Given task: Repeat, without any change, the entries presented below.

## begin Record excerpts

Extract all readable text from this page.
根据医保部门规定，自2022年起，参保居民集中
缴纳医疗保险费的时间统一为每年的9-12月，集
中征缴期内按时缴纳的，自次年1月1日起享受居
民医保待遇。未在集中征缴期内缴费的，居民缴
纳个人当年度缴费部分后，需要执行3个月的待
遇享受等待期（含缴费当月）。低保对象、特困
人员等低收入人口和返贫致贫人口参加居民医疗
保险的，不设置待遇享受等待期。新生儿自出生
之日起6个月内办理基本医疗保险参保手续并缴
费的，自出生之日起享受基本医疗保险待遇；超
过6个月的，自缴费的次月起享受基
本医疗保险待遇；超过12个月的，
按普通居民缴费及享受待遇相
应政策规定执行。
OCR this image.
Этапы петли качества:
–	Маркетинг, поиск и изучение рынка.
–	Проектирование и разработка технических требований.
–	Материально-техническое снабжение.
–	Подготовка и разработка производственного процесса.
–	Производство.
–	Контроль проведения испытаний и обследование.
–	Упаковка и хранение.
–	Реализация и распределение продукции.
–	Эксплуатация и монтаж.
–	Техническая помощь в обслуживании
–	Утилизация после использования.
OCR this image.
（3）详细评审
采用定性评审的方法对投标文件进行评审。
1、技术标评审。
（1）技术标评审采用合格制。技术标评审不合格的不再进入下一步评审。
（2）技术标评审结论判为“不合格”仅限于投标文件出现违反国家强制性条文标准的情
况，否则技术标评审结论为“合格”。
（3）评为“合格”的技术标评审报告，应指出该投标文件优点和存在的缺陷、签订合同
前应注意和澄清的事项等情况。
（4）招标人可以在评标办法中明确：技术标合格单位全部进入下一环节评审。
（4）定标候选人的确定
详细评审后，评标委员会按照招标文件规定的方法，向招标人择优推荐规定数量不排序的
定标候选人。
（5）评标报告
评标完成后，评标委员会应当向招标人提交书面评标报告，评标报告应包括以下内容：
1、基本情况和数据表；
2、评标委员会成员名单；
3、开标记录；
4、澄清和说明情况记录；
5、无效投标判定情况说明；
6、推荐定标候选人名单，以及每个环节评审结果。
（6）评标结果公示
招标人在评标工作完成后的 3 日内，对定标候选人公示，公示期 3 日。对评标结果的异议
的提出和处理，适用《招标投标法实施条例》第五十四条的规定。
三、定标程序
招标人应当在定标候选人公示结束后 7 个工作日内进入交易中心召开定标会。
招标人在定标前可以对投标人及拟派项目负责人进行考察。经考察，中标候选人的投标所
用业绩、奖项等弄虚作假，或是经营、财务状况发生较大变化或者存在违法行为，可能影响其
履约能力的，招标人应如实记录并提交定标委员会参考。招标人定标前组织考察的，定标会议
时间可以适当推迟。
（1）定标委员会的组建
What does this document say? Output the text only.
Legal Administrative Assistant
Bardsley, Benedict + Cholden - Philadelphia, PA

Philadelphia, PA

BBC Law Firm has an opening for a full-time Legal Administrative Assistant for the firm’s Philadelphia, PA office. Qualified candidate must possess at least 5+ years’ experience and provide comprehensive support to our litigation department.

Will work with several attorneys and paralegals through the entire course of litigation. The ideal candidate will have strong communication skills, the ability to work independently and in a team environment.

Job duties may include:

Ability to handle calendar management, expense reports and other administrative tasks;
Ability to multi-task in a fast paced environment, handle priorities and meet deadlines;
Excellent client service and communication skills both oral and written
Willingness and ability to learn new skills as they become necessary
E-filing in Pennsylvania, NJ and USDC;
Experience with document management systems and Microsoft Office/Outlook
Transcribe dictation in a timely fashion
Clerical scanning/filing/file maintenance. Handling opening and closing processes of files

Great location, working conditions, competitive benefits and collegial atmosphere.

## end Record excerpts

Solution:
Extract all readable text from this page.
根据医保部门规定，自2022年起，参保居民集中
缴纳医疗保险费的时间统一为每年的9-12月，集
中征缴期内按时缴纳的，自次年1月1日起享受居
民医保待遇。未在集中征缴期内缴费的，居民缴
纳个人当年度缴费部分后，需要执行3个月的待
遇享受等待期（含缴费当月）。低保对象、特困
人员等低收入人口和返贫致贫人口参加居民医疗
保险的，不设置待遇享受等待期。新生儿自出生
之日起6个月内办理基本医疗保险参保手续并缴
费的，自出生之日起享受基本医疗保险待遇；超
过6个月的，自缴费的次月起享受基
本医疗保险待遇；超过12个月的，
按普通居民缴费及享受待遇相
应政策规定执行。
OCR this image.
Этапы петли качества:
–	Маркетинг, поиск и изучение рынка.
–	Проектирование и разработка технических требований.
–	Материально-техническое снабжение.
–	Подготовка и разработка производственного процесса.
–	Производство.
–	Контроль проведения испытаний и обследование.
–	Упаковка и хранение.
–	Реализация и распределение продукции.
–	Эксплуатация и монтаж.
–	Техническая помощь в обслуживании
–	Утилизация после использования.
OCR this image.
（3）详细评审
采用定性评审的方法对投标文件进行评审。
1、技术标评审。
（1）技术标评审采用合格制。技术标评审不合格的不再进入下一步评审。
（2）技术标评审结论判为“不合格”仅限于投标文件出现违反国家强制性条文标准的情
况，否则技术标评审结论为“合格”。
（3）评为“合格”的技术标评审报告，应指出该投标文件优点和存在的缺陷、签订合同
前应注意和澄清的事项等情况。
（4）招标人可以在评标办法中明确：技术标合格单位全部进入下一环节评审。
（4）定标候选人的确定
详细评审后，评标委员会按照招标文件规定的方法，向招标人择优推荐规定数量不排序的
定标候选人。
（5）评标报告
评标完成后，评标委员会应当向招标人提交书面评标报告，评标报告应包括以下内容：
1、基本情况和数据表；
2、评标委员会成员名单；
3、开标记录；
4、澄清和说明情况记录；
5、无效投标判定情况说明；
6、推荐定标候选人名单，以及每个环节评审结果。
（6）评标结果公示
招标人在评标工作完成后的 3 日内，对定标候选人公示，公示期 3 日。对评标结果的异议
的提出和处理，适用《招标投标法实施条例》第五十四条的规定。
三、定标程序
招标人应当在定标候选人公示结束后 7 个工作日内进入交易中心召开定标会。
招标人在定标前可以对投标人及拟派项目负责人进行考察。经考察，中标候选人的投标所
用业绩、奖项等弄虚作假，或是经营、财务状况发生较大变化或者存在违法行为，可能影响其
履约能力的，招标人应如实记录并提交定标委员会参考。招标人定标前组织考察的，定标会议
时间可以适当推迟。
（1）定标委员会的组建
What does this document say? Output the text only.
Legal Administrative Assistant
Bardsley, Benedict + Cholden - Philadelphia, PA

Philadelphia, PA

BBC Law Firm has an opening for a full-time Legal Administrative Assistant for the firm’s Philadelphia, PA office. Qualified candidate must possess at least 5+ years’ experience and provide comprehensive support to our litigation department.

Will work with several attorneys and paralegals through the entire course of litigation. The ideal candidate will have strong communication skills, the ability to work independently and in a team environment.

Job duties may include:

Ability to handle calendar management, expense reports and other administrative tasks;
Ability to multi-task in a fast paced environment, handle priorities and meet deadlines;
Excellent client service and communication skills both oral and written
Willingness and ability to learn new skills as they become necessary
E-filing in Pennsylvania, NJ and USDC;
Experience with document management systems and Microsoft Office/Outlook
Transcribe dictation in a timely fashion
Clerical scanning/filing/file maintenance. Handling opening and closing processes of files

Great location, working conditions, competitive benefits and collegial atmosphere.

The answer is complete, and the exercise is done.